• EXERCISE: Each entry below is to be duplicated verbatim.

• DATA FOR PROCESSING:
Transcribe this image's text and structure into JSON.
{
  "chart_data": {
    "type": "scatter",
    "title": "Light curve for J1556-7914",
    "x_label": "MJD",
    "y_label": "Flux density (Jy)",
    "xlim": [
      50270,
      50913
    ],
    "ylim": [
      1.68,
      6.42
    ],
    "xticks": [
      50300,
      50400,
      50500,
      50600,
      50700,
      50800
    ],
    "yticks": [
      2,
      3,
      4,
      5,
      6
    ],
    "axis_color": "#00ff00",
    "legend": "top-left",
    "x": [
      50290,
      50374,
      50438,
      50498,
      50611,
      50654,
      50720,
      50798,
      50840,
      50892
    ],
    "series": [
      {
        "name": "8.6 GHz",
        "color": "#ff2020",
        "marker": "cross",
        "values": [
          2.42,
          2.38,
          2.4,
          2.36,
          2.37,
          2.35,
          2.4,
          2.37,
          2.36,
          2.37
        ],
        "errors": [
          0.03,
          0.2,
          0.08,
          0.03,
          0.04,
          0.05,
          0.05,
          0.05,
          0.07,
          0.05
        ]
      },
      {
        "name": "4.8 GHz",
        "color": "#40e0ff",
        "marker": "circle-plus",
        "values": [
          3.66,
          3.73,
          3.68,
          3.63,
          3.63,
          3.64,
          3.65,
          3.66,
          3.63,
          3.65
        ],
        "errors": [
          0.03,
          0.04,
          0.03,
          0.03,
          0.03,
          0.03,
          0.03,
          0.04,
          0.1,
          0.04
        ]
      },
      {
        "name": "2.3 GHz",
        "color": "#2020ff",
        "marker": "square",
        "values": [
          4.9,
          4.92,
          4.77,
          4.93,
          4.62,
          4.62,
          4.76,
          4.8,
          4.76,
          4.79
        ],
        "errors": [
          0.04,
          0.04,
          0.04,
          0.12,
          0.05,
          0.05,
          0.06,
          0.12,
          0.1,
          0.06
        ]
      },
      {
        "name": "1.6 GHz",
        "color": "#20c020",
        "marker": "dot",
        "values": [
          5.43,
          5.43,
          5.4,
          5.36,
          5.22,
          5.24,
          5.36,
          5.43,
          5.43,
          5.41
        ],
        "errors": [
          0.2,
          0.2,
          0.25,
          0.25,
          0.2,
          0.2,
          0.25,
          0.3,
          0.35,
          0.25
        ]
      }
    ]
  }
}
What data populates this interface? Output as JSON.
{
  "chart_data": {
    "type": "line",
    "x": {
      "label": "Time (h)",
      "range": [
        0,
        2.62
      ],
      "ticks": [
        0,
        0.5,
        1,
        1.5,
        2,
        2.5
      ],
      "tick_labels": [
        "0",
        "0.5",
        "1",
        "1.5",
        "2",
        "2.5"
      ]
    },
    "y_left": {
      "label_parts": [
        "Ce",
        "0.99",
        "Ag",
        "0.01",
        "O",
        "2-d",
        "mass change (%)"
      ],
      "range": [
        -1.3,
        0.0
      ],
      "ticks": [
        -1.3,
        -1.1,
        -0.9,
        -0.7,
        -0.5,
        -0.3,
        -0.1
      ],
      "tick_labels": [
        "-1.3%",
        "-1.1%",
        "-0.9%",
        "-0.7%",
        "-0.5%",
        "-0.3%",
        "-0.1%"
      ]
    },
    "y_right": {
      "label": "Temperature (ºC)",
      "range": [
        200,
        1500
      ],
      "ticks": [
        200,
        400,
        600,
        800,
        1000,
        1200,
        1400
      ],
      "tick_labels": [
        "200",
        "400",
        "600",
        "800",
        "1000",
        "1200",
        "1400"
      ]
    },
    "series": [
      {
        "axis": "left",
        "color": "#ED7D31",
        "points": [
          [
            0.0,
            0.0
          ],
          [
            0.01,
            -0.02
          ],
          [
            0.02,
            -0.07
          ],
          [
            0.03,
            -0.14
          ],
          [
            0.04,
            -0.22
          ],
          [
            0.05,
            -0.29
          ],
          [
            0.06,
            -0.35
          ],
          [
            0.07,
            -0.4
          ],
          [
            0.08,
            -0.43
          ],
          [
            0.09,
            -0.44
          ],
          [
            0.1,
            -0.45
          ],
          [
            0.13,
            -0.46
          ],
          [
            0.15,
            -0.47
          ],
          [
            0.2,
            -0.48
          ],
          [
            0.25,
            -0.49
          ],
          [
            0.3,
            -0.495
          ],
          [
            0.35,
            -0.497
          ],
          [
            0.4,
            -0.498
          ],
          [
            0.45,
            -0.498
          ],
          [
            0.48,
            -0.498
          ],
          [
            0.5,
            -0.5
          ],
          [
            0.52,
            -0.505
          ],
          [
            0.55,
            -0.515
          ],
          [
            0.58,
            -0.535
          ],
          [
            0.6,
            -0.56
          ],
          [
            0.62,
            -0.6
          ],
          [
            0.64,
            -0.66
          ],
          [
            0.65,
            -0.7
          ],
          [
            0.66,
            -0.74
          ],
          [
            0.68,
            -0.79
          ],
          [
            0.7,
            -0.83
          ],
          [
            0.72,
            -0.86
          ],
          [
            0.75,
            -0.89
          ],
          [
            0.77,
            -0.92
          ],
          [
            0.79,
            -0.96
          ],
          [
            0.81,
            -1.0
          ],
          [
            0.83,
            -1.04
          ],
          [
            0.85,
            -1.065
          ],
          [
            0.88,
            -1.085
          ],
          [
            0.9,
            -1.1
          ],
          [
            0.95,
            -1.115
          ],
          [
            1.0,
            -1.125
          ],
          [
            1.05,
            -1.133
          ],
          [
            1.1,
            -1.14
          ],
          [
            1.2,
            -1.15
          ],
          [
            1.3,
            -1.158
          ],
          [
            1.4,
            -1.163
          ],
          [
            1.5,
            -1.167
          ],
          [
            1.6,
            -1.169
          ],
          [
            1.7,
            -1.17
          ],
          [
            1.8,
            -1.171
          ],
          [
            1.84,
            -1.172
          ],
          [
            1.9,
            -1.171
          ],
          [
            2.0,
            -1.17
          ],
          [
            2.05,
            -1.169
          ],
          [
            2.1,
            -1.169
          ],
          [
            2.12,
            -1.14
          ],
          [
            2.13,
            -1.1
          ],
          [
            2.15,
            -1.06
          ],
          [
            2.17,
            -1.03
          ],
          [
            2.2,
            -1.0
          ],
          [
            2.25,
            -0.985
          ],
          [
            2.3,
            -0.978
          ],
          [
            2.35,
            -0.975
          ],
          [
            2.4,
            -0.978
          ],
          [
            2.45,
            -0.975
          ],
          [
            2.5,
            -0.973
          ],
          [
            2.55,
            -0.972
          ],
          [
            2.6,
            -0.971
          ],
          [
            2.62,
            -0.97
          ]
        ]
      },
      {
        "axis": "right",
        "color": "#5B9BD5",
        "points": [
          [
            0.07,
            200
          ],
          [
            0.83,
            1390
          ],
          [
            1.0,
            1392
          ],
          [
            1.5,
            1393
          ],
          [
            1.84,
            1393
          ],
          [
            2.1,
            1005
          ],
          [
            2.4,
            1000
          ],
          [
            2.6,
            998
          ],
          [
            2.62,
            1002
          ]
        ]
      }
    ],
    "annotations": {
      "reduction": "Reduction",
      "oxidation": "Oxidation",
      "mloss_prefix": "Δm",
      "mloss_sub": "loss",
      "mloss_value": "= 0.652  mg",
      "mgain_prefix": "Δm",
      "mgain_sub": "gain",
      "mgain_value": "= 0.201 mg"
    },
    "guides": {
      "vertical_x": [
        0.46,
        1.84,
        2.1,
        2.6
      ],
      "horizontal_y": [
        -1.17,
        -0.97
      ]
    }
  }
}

• RESPONSE TO THIS TASK:
Transcribe this image's text and structure into JSON.
{
  "chart_data": {
    "type": "scatter",
    "title": "Light curve for J1556-7914",
    "x_label": "MJD",
    "y_label": "Flux density (Jy)",
    "xlim": [
      50270,
      50913
    ],
    "ylim": [
      1.68,
      6.42
    ],
    "xticks": [
      50300,
      50400,
      50500,
      50600,
      50700,
      50800
    ],
    "yticks": [
      2,
      3,
      4,
      5,
      6
    ],
    "axis_color": "#00ff00",
    "legend": "top-left",
    "x": [
      50290,
      50374,
      50438,
      50498,
      50611,
      50654,
      50720,
      50798,
      50840,
      50892
    ],
    "series": [
      {
        "name": "8.6 GHz",
        "color": "#ff2020",
        "marker": "cross",
        "values": [
          2.42,
          2.38,
          2.4,
          2.36,
          2.37,
          2.35,
          2.4,
          2.37,
          2.36,
          2.37
        ],
        "errors": [
          0.03,
          0.2,
          0.08,
          0.03,
          0.04,
          0.05,
          0.05,
          0.05,
          0.07,
          0.05
        ]
      },
      {
        "name": "4.8 GHz",
        "color": "#40e0ff",
        "marker": "circle-plus",
        "values": [
          3.66,
          3.73,
          3.68,
          3.63,
          3.63,
          3.64,
          3.65,
          3.66,
          3.63,
          3.65
        ],
        "errors": [
          0.03,
          0.04,
          0.03,
          0.03,
          0.03,
          0.03,
          0.03,
          0.04,
          0.1,
          0.04
        ]
      },
      {
        "name": "2.3 GHz",
        "color": "#2020ff",
        "marker": "square",
        "values": [
          4.9,
          4.92,
          4.77,
          4.93,
          4.62,
          4.62,
          4.76,
          4.8,
          4.76,
          4.79
        ],
        "errors": [
          0.04,
          0.04,
          0.04,
          0.12,
          0.05,
          0.05,
          0.06,
          0.12,
          0.1,
          0.06
        ]
      },
      {
        "name": "1.6 GHz",
        "color": "#20c020",
        "marker": "dot",
        "values": [
          5.43,
          5.43,
          5.4,
          5.36,
          5.22,
          5.24,
          5.36,
          5.43,
          5.43,
          5.41
        ],
        "errors": [
          0.2,
          0.2,
          0.25,
          0.25,
          0.2,
          0.2,
          0.25,
          0.3,
          0.35,
          0.25
        ]
      }
    ]
  }
}
What data populates this interface? Output as JSON.
{
  "chart_data": {
    "type": "line",
    "x": {
      "label": "Time (h)",
      "range": [
        0,
        2.62
      ],
      "ticks": [
        0,
        0.5,
        1,
        1.5,
        2,
        2.5
      ],
      "tick_labels": [
        "0",
        "0.5",
        "1",
        "1.5",
        "2",
        "2.5"
      ]
    },
    "y_left": {
      "label_parts": [
        "Ce",
        "0.99",
        "Ag",
        "0.01",
        "O",
        "2-d",
        "mass change (%)"
      ],
      "range": [
        -1.3,
        0.0
      ],
      "ticks": [
        -1.3,
        -1.1,
        -0.9,
        -0.7,
        -0.5,
        -0.3,
        -0.1
      ],
      "tick_labels": [
        "-1.3%",
        "-1.1%",
        "-0.9%",
        "-0.7%",
        "-0.5%",
        "-0.3%",
        "-0.1%"
      ]
    },
    "y_right": {
      "label": "Temperature (ºC)",
      "range": [
        200,
        1500
      ],
      "ticks": [
        200,
        400,
        600,
        800,
        1000,
        1200,
        1400
      ],
      "tick_labels": [
        "200",
        "400",
        "600",
        "800",
        "1000",
        "1200",
        "1400"
      ]
    },
    "series": [
      {
        "axis": "left",
        "color": "#ED7D31",
        "points": [
          [
            0.0,
            0.0
          ],
          [
            0.01,
            -0.02
          ],
          [
            0.02,
            -0.07
          ],
          [
            0.03,
            -0.14
          ],
          [
            0.04,
            -0.22
          ],
          [
            0.05,
            -0.29
          ],
          [
            0.06,
            -0.35
          ],
          [
            0.07,
            -0.4
          ],
          [
            0.08,
            -0.43
          ],
          [
            0.09,
            -0.44
          ],
          [
            0.1,
            -0.45
          ],
          [
            0.13,
            -0.46
          ],
          [
            0.15,
            -0.47
          ],
          [
            0.2,
            -0.48
          ],
          [
            0.25,
            -0.49
          ],
          [
            0.3,
            -0.495
          ],
          [
            0.35,
            -0.497
          ],
          [
            0.4,
            -0.498
          ],
          [
            0.45,
            -0.498
          ],
          [
            0.48,
            -0.498
          ],
          [
            0.5,
            -0.5
          ],
          [
            0.52,
            -0.505
          ],
          [
            0.55,
            -0.515
          ],
          [
            0.58,
            -0.535
          ],
          [
            0.6,
            -0.56
          ],
          [
            0.62,
            -0.6
          ],
          [
            0.64,
            -0.66
          ],
          [
            0.65,
            -0.7
          ],
          [
            0.66,
            -0.74
          ],
          [
            0.68,
            -0.79
          ],
          [
            0.7,
            -0.83
          ],
          [
            0.72,
            -0.86
          ],
          [
            0.75,
            -0.89
          ],
          [
            0.77,
            -0.92
          ],
          [
            0.79,
            -0.96
          ],
          [
            0.81,
            -1.0
          ],
          [
            0.83,
            -1.04
          ],
          [
            0.85,
            -1.065
          ],
          [
            0.88,
            -1.085
          ],
          [
            0.9,
            -1.1
          ],
          [
            0.95,
            -1.115
          ],
          [
            1.0,
            -1.125
          ],
          [
            1.05,
            -1.133
          ],
          [
            1.1,
            -1.14
          ],
          [
            1.2,
            -1.15
          ],
          [
            1.3,
            -1.158
          ],
          [
            1.4,
            -1.163
          ],
          [
            1.5,
            -1.167
          ],
          [
            1.6,
            -1.169
          ],
          [
            1.7,
            -1.17
          ],
          [
            1.8,
            -1.171
          ],
          [
            1.84,
            -1.172
          ],
          [
            1.9,
            -1.171
          ],
          [
            2.0,
            -1.17
          ],
          [
            2.05,
            -1.169
          ],
          [
            2.1,
            -1.169
          ],
          [
            2.12,
            -1.14
          ],
          [
            2.13,
            -1.1
          ],
          [
            2.15,
            -1.06
          ],
          [
            2.17,
            -1.03
          ],
          [
            2.2,
            -1.0
          ],
          [
            2.25,
            -0.985
          ],
          [
            2.3,
            -0.978
          ],
          [
            2.35,
            -0.975
          ],
          [
            2.4,
            -0.978
          ],
          [
            2.45,
            -0.975
          ],
          [
            2.5,
            -0.973
          ],
          [
            2.55,
            -0.972
          ],
          [
            2.6,
            -0.971
          ],
          [
            2.62,
            -0.97
          ]
        ]
      },
      {
        "axis": "right",
        "color": "#5B9BD5",
        "points": [
          [
            0.07,
            200
          ],
          [
            0.83,
            1390
          ],
          [
            1.0,
            1392
          ],
          [
            1.5,
            1393
          ],
          [
            1.84,
            1393
          ],
          [
            2.1,
            1005
          ],
          [
            2.4,
            1000
          ],
          [
            2.6,
            998
          ],
          [
            2.62,
            1002
          ]
        ]
      }
    ],
    "annotations": {
      "reduction": "Reduction",
      "oxidation": "Oxidation",
      "mloss_prefix": "Δm",
      "mloss_sub": "loss",
      "mloss_value": "= 0.652  mg",
      "mgain_prefix": "Δm",
      "mgain_sub": "gain",
      "mgain_value": "= 0.201 mg"
    },
    "guides": {
      "vertical_x": [
        0.46,
        1.84,
        2.1,
        2.6
      ],
      "horizontal_y": [
        -1.17,
        -0.97
      ]
    }
  }
}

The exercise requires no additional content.